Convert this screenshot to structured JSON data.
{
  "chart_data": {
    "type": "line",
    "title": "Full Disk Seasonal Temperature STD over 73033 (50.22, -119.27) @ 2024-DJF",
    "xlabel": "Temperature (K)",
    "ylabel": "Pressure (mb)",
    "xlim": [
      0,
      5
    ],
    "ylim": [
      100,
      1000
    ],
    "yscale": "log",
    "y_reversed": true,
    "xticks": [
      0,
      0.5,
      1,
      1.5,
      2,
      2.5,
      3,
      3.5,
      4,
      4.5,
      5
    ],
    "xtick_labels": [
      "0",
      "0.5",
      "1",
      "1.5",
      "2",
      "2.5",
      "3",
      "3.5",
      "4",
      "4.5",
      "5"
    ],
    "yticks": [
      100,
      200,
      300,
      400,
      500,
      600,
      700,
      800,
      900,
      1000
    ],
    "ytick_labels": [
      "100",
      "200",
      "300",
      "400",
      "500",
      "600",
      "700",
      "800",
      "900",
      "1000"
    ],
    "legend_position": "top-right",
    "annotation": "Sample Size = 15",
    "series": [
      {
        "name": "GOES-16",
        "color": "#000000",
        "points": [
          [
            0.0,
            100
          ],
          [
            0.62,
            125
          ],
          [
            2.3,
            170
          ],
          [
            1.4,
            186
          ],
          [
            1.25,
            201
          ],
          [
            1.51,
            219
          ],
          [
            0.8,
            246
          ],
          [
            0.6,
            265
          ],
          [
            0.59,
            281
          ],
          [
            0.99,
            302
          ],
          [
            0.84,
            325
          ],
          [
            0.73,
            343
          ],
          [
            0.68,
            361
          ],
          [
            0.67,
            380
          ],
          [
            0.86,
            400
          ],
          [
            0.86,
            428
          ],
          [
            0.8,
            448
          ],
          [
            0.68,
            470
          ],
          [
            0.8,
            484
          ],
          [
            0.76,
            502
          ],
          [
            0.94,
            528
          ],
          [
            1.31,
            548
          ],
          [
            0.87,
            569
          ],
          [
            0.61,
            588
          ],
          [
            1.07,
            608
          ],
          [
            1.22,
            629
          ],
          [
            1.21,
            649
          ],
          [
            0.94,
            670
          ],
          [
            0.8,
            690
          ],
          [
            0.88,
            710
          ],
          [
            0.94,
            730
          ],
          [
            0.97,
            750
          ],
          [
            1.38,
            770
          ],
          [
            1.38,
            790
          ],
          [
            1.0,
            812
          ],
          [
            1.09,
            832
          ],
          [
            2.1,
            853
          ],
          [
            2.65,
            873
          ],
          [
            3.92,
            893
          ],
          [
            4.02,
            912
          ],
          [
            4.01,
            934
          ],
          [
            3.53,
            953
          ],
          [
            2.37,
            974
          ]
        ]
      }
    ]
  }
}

···

What you should do :: Write out the records above again, keeping each one identical to the original.

Completed exercise ::
Convert this screenshot to structured JSON data.
{
  "chart_data": {
    "type": "line",
    "title": "Full Disk Seasonal Temperature STD over 73033 (50.22, -119.27) @ 2024-DJF",
    "xlabel": "Temperature (K)",
    "ylabel": "Pressure (mb)",
    "xlim": [
      0,
      5
    ],
    "ylim": [
      100,
      1000
    ],
    "yscale": "log",
    "y_reversed": true,
    "xticks": [
      0,
      0.5,
      1,
      1.5,
      2,
      2.5,
      3,
      3.5,
      4,
      4.5,
      5
    ],
    "xtick_labels": [
      "0",
      "0.5",
      "1",
      "1.5",
      "2",
      "2.5",
      "3",
      "3.5",
      "4",
      "4.5",
      "5"
    ],
    "yticks": [
      100,
      200,
      300,
      400,
      500,
      600,
      700,
      800,
      900,
      1000
    ],
    "ytick_labels": [
      "100",
      "200",
      "300",
      "400",
      "500",
      "600",
      "700",
      "800",
      "900",
      "1000"
    ],
    "legend_position": "top-right",
    "annotation": "Sample Size = 15",
    "series": [
      {
        "name": "GOES-16",
        "color": "#000000",
        "points": [
          [
            0.0,
            100
          ],
          [
            0.62,
            125
          ],
          [
            2.3,
            170
          ],
          [
            1.4,
            186
          ],
          [
            1.25,
            201
          ],
          [
            1.51,
            219
          ],
          [
            0.8,
            246
          ],
          [
            0.6,
            265
          ],
          [
            0.59,
            281
          ],
          [
            0.99,
            302
          ],
          [
            0.84,
            325
          ],
          [
            0.73,
            343
          ],
          [
            0.68,
            361
          ],
          [
            0.67,
            380
          ],
          [
            0.86,
            400
          ],
          [
            0.86,
            428
          ],
          [
            0.8,
            448
          ],
          [
            0.68,
            470
          ],
          [
            0.8,
            484
          ],
          [
            0.76,
            502
          ],
          [
            0.94,
            528
          ],
          [
            1.31,
            548
          ],
          [
            0.87,
            569
          ],
          [
            0.61,
            588
          ],
          [
            1.07,
            608
          ],
          [
            1.22,
            629
          ],
          [
            1.21,
            649
          ],
          [
            0.94,
            670
          ],
          [
            0.8,
            690
          ],
          [
            0.88,
            710
          ],
          [
            0.94,
            730
          ],
          [
            0.97,
            750
          ],
          [
            1.38,
            770
          ],
          [
            1.38,
            790
          ],
          [
            1.0,
            812
          ],
          [
            1.09,
            832
          ],
          [
            2.1,
            853
          ],
          [
            2.65,
            873
          ],
          [
            3.92,
            893
          ],
          [
            4.02,
            912
          ],
          [
            4.01,
            934
          ],
          [
            3.53,
            953
          ],
          [
            2.37,
            974
          ]
        ]
      }
    ]
  }
}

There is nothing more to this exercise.